— WHAT THE TASK ASKS —
All the data should come back exactly as it was given.

[Begin]

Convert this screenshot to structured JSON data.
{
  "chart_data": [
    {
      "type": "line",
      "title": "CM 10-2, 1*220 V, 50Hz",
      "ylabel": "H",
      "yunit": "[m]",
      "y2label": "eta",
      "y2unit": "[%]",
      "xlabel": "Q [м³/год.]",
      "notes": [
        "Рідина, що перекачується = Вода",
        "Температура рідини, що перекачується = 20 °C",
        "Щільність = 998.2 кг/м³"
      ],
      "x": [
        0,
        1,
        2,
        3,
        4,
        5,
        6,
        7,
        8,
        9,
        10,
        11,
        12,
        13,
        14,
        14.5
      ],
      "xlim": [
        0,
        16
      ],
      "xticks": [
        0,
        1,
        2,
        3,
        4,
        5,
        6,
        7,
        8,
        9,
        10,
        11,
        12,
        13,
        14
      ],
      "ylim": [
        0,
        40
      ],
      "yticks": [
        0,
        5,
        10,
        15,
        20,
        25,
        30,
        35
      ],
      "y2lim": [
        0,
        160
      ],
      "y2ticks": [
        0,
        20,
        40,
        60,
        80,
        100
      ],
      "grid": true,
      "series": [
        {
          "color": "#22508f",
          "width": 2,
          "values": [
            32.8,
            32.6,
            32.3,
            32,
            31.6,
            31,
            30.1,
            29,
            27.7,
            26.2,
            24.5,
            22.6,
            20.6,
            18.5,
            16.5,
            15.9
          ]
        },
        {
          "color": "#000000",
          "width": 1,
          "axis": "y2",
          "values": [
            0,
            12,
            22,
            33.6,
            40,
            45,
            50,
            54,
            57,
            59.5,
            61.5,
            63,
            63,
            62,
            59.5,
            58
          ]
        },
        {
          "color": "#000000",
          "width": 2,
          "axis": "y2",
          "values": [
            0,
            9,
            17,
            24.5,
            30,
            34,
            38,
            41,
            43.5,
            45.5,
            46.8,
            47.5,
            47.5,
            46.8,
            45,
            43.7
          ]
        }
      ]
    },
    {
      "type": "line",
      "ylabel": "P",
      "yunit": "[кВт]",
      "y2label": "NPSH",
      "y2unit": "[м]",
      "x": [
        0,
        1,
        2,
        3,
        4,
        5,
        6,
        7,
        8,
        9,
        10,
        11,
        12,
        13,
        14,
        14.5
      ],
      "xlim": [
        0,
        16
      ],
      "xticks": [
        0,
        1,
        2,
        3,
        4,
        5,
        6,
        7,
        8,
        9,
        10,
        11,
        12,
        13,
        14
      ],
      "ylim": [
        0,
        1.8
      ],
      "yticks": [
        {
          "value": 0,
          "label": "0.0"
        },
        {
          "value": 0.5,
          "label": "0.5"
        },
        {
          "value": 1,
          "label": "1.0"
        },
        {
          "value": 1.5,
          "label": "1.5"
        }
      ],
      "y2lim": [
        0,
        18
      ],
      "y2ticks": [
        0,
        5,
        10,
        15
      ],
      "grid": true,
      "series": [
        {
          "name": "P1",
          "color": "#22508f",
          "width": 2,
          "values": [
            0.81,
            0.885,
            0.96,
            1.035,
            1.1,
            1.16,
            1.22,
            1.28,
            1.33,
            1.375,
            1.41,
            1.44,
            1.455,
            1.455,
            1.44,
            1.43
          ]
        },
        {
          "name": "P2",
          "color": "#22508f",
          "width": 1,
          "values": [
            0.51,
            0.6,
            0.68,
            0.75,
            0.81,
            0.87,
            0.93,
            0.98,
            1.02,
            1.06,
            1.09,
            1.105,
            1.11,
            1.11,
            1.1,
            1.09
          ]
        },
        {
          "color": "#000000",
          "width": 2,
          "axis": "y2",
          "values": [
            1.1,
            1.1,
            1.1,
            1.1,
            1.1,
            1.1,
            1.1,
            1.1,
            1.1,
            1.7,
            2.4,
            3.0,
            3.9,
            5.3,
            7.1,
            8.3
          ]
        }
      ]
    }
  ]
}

[End]

— WORKED ANSWER —
Convert this screenshot to structured JSON data.
{
  "chart_data": [
    {
      "type": "line",
      "title": "CM 10-2, 1*220 V, 50Hz",
      "ylabel": "H",
      "yunit": "[m]",
      "y2label": "eta",
      "y2unit": "[%]",
      "xlabel": "Q [м³/год.]",
      "notes": [
        "Рідина, що перекачується = Вода",
        "Температура рідини, що перекачується = 20 °C",
        "Щільність = 998.2 кг/м³"
      ],
      "x": [
        0,
        1,
        2,
        3,
        4,
        5,
        6,
        7,
        8,
        9,
        10,
        11,
        12,
        13,
        14,
        14.5
      ],
      "xlim": [
        0,
        16
      ],
      "xticks": [
        0,
        1,
        2,
        3,
        4,
        5,
        6,
        7,
        8,
        9,
        10,
        11,
        12,
        13,
        14
      ],
      "ylim": [
        0,
        40
      ],
      "yticks": [
        0,
        5,
        10,
        15,
        20,
        25,
        30,
        35
      ],
      "y2lim": [
        0,
        160
      ],
      "y2ticks": [
        0,
        20,
        40,
        60,
        80,
        100
      ],
      "grid": true,
      "series": [
        {
          "color": "#22508f",
          "width": 2,
          "values": [
            32.8,
            32.6,
            32.3,
            32,
            31.6,
            31,
            30.1,
            29,
            27.7,
            26.2,
            24.5,
            22.6,
            20.6,
            18.5,
            16.5,
            15.9
          ]
        },
        {
          "color": "#000000",
          "width": 1,
          "axis": "y2",
          "values": [
            0,
            12,
            22,
            33.6,
            40,
            45,
            50,
            54,
            57,
            59.5,
            61.5,
            63,
            63,
            62,
            59.5,
            58
          ]
        },
        {
          "color": "#000000",
          "width": 2,
          "axis": "y2",
          "values": [
            0,
            9,
            17,
            24.5,
            30,
            34,
            38,
            41,
            43.5,
            45.5,
            46.8,
            47.5,
            47.5,
            46.8,
            45,
            43.7
          ]
        }
      ]
    },
    {
      "type": "line",
      "ylabel": "P",
      "yunit": "[кВт]",
      "y2label": "NPSH",
      "y2unit": "[м]",
      "x": [
        0,
        1,
        2,
        3,
        4,
        5,
        6,
        7,
        8,
        9,
        10,
        11,
        12,
        13,
        14,
        14.5
      ],
      "xlim": [
        0,
        16
      ],
      "xticks": [
        0,
        1,
        2,
        3,
        4,
        5,
        6,
        7,
        8,
        9,
        10,
        11,
        12,
        13,
        14
      ],
      "ylim": [
        0,
        1.8
      ],
      "yticks": [
        {
          "value": 0,
          "label": "0.0"
        },
        {
          "value": 0.5,
          "label": "0.5"
        },
        {
          "value": 1,
          "label": "1.0"
        },
        {
          "value": 1.5,
          "label": "1.5"
        }
      ],
      "y2lim": [
        0,
        18
      ],
      "y2ticks": [
        0,
        5,
        10,
        15
      ],
      "grid": true,
      "series": [
        {
          "name": "P1",
          "color": "#22508f",
          "width": 2,
          "values": [
            0.81,
            0.885,
            0.96,
            1.035,
            1.1,
            1.16,
            1.22,
            1.28,
            1.33,
            1.375,
            1.41,
            1.44,
            1.455,
            1.455,
            1.44,
            1.43
          ]
        },
        {
          "name": "P2",
          "color": "#22508f",
          "width": 1,
          "values": [
            0.51,
            0.6,
            0.68,
            0.75,
            0.81,
            0.87,
            0.93,
            0.98,
            1.02,
            1.06,
            1.09,
            1.105,
            1.11,
            1.11,
            1.1,
            1.09
          ]
        },
        {
          "color": "#000000",
          "width": 2,
          "axis": "y2",
          "values": [
            1.1,
            1.1,
            1.1,
            1.1,
            1.1,
            1.1,
            1.1,
            1.1,
            1.1,
            1.7,
            2.4,
            3.0,
            3.9,
            5.3,
            7.1,
            8.3
          ]
        }
      ]
    }
  ]
}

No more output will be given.